---------- Given entries ----------

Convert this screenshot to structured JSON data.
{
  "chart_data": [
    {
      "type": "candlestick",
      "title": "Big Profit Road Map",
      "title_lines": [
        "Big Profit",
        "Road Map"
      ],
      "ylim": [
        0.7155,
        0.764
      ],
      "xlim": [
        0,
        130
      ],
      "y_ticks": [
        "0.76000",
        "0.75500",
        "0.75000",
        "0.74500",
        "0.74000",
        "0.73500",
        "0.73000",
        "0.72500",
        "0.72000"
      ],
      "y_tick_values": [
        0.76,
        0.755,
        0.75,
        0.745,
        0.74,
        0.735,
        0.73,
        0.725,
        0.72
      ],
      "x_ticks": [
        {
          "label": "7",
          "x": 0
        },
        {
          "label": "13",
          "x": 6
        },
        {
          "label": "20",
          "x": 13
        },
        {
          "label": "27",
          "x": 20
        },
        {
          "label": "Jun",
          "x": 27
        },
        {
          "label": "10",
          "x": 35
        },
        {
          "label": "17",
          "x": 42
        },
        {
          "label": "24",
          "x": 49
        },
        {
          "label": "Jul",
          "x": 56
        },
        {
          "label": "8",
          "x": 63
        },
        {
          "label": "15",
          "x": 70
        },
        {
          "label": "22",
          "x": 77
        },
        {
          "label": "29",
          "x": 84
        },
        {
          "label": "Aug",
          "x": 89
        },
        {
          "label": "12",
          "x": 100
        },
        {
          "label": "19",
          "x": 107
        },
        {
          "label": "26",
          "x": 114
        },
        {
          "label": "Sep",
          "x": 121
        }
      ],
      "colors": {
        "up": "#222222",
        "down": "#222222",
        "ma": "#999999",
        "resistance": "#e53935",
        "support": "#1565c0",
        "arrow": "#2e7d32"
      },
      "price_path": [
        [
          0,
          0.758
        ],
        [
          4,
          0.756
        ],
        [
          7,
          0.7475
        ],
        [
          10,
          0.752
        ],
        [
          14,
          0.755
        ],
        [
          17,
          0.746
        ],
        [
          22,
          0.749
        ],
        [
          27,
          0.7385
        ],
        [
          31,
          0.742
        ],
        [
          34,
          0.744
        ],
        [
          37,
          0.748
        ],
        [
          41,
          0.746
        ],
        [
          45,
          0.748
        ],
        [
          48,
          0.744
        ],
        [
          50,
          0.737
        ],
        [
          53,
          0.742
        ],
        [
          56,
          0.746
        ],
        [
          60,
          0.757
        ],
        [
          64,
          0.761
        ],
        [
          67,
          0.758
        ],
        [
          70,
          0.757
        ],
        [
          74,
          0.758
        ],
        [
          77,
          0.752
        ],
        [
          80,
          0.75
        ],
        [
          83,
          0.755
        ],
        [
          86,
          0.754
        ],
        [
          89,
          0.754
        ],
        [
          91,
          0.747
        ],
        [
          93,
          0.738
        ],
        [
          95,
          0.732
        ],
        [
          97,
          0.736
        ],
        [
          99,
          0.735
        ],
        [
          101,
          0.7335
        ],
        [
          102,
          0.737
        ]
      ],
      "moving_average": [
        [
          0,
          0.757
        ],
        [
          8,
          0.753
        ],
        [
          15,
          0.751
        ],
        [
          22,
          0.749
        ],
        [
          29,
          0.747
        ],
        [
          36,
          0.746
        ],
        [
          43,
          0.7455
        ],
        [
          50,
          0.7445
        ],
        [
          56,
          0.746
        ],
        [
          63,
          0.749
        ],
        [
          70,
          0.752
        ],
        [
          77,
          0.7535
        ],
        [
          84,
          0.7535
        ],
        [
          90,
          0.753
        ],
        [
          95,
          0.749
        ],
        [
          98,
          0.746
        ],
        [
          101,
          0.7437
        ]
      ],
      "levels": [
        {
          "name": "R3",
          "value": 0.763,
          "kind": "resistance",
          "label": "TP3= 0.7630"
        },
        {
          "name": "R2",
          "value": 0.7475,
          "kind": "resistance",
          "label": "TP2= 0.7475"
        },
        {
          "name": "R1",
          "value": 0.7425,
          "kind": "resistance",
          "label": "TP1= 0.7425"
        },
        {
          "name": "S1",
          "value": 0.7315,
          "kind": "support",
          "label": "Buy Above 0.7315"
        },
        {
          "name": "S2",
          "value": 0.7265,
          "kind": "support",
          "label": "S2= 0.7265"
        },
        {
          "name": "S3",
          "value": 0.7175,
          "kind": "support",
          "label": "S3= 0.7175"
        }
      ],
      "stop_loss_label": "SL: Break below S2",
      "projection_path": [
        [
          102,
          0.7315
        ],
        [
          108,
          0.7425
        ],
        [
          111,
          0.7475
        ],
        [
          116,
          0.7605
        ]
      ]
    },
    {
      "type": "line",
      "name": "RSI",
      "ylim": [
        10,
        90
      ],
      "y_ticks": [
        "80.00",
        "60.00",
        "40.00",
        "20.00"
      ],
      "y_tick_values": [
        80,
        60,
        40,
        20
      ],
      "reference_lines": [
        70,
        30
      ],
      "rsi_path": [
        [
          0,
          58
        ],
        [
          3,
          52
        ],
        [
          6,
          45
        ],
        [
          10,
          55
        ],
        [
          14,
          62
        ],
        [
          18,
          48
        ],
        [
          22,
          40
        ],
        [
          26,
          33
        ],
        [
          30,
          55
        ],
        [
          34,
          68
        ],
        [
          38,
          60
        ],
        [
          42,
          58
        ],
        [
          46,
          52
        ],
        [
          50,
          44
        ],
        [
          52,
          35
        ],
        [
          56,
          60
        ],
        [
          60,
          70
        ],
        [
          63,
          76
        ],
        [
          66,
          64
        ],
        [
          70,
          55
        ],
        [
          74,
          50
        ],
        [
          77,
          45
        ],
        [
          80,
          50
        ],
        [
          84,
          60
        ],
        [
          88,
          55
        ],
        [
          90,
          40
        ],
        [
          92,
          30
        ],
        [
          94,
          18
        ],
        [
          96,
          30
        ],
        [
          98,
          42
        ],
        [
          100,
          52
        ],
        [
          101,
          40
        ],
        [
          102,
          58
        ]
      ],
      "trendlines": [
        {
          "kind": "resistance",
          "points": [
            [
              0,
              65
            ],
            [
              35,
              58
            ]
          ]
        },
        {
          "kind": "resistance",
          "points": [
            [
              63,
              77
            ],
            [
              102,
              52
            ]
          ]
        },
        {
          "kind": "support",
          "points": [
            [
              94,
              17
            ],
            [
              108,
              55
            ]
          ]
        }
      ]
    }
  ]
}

----------

> _Requirement_
Pull out all lines from the entries above that include the word "name".

> _The response_
          "name": "R3",
          "name": "R2",
          "name": "R1",
          "name": "S1",
          "name": "S2",
          "name": "S3",
      "name": "RSI",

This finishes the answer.